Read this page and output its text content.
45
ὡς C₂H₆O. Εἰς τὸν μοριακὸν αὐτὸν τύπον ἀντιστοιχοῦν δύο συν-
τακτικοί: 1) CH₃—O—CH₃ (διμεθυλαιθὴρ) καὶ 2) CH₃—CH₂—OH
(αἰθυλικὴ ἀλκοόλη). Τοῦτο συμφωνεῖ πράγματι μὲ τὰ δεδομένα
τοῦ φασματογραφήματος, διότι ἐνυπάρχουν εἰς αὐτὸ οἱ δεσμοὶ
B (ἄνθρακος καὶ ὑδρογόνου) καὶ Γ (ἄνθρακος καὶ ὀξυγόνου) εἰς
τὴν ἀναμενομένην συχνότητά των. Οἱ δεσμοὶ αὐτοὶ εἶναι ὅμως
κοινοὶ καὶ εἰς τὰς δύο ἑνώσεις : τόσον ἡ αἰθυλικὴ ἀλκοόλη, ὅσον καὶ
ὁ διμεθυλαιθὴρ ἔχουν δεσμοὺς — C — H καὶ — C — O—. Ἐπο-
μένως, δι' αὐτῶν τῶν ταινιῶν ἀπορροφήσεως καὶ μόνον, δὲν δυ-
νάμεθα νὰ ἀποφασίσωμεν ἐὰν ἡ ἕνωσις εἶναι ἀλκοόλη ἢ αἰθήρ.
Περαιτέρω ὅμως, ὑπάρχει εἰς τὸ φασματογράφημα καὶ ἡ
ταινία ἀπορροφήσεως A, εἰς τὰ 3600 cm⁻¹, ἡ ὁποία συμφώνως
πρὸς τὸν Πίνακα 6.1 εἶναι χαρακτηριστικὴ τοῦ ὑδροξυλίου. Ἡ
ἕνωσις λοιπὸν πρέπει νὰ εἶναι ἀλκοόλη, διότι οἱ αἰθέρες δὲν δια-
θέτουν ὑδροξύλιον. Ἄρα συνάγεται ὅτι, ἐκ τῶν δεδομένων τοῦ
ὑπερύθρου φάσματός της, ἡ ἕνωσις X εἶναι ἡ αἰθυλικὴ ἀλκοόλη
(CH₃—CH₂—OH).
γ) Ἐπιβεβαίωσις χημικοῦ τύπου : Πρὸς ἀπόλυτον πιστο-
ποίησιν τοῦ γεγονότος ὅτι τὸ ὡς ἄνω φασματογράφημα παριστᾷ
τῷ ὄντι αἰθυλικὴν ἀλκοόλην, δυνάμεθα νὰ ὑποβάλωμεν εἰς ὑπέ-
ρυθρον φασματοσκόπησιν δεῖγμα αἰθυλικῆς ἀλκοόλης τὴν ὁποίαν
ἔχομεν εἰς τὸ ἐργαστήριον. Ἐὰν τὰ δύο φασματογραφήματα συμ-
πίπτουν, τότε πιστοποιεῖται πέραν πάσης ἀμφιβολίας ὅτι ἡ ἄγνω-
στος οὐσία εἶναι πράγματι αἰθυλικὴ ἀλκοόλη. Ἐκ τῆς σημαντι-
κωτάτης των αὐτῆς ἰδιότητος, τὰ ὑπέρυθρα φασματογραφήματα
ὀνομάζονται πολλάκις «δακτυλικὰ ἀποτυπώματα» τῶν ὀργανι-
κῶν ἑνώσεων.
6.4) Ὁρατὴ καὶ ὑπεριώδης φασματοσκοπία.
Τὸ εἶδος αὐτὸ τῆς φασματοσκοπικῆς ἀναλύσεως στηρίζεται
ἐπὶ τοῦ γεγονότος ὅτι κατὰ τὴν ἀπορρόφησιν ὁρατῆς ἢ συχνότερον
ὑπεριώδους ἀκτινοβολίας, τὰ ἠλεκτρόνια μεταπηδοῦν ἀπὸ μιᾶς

━━━

Output all of the material, please, exactly as it stands.

SOLVED PROBLEM:
Read this page and output its text content.
45
ὡς C₂H₆O. Εἰς τὸν μοριακὸν αὐτὸν τύπον ἀντιστοιχοῦν δύο συν-
τακτικοί: 1) CH₃—O—CH₃ (διμεθυλαιθὴρ) καὶ 2) CH₃—CH₂—OH
(αἰθυλικὴ ἀλκοόλη). Τοῦτο συμφωνεῖ πράγματι μὲ τὰ δεδομένα
τοῦ φασματογραφήματος, διότι ἐνυπάρχουν εἰς αὐτὸ οἱ δεσμοὶ
B (ἄνθρακος καὶ ὑδρογόνου) καὶ Γ (ἄνθρακος καὶ ὀξυγόνου) εἰς
τὴν ἀναμενομένην συχνότητά των. Οἱ δεσμοὶ αὐτοὶ εἶναι ὅμως
κοινοὶ καὶ εἰς τὰς δύο ἑνώσεις : τόσον ἡ αἰθυλικὴ ἀλκοόλη, ὅσον καὶ
ὁ διμεθυλαιθὴρ ἔχουν δεσμοὺς — C — H καὶ — C — O—. Ἐπο-
μένως, δι' αὐτῶν τῶν ταινιῶν ἀπορροφήσεως καὶ μόνον, δὲν δυ-
νάμεθα νὰ ἀποφασίσωμεν ἐὰν ἡ ἕνωσις εἶναι ἀλκοόλη ἢ αἰθήρ.
Περαιτέρω ὅμως, ὑπάρχει εἰς τὸ φασματογράφημα καὶ ἡ
ταινία ἀπορροφήσεως A, εἰς τὰ 3600 cm⁻¹, ἡ ὁποία συμφώνως
πρὸς τὸν Πίνακα 6.1 εἶναι χαρακτηριστικὴ τοῦ ὑδροξυλίου. Ἡ
ἕνωσις λοιπὸν πρέπει νὰ εἶναι ἀλκοόλη, διότι οἱ αἰθέρες δὲν δια-
θέτουν ὑδροξύλιον. Ἄρα συνάγεται ὅτι, ἐκ τῶν δεδομένων τοῦ
ὑπερύθρου φάσματός της, ἡ ἕνωσις X εἶναι ἡ αἰθυλικὴ ἀλκοόλη
(CH₃—CH₂—OH).
γ) Ἐπιβεβαίωσις χημικοῦ τύπου : Πρὸς ἀπόλυτον πιστο-
ποίησιν τοῦ γεγονότος ὅτι τὸ ὡς ἄνω φασματογράφημα παριστᾷ
τῷ ὄντι αἰθυλικὴν ἀλκοόλην, δυνάμεθα νὰ ὑποβάλωμεν εἰς ὑπέ-
ρυθρον φασματοσκόπησιν δεῖγμα αἰθυλικῆς ἀλκοόλης τὴν ὁποίαν
ἔχομεν εἰς τὸ ἐργαστήριον. Ἐὰν τὰ δύο φασματογραφήματα συμ-
πίπτουν, τότε πιστοποιεῖται πέραν πάσης ἀμφιβολίας ὅτι ἡ ἄγνω-
στος οὐσία εἶναι πράγματι αἰθυλικὴ ἀλκοόλη. Ἐκ τῆς σημαντι-
κωτάτης των αὐτῆς ἰδιότητος, τὰ ὑπέρυθρα φασματογραφήματα
ὀνομάζονται πολλάκις «δακτυλικὰ ἀποτυπώματα» τῶν ὀργανι-
κῶν ἑνώσεων.
6.4) Ὁρατὴ καὶ ὑπεριώδης φασματοσκοπία.
Τὸ εἶδος αὐτὸ τῆς φασματοσκοπικῆς ἀναλύσεως στηρίζεται
ἐπὶ τοῦ γεγονότος ὅτι κατὰ τὴν ἀπορρόφησιν ὁρατῆς ἢ συχνότερον
ὑπεριώδους ἀκτινοβολίας, τὰ ἠλεκτρόνια μεταπηδοῦν ἀπὸ μιᾶς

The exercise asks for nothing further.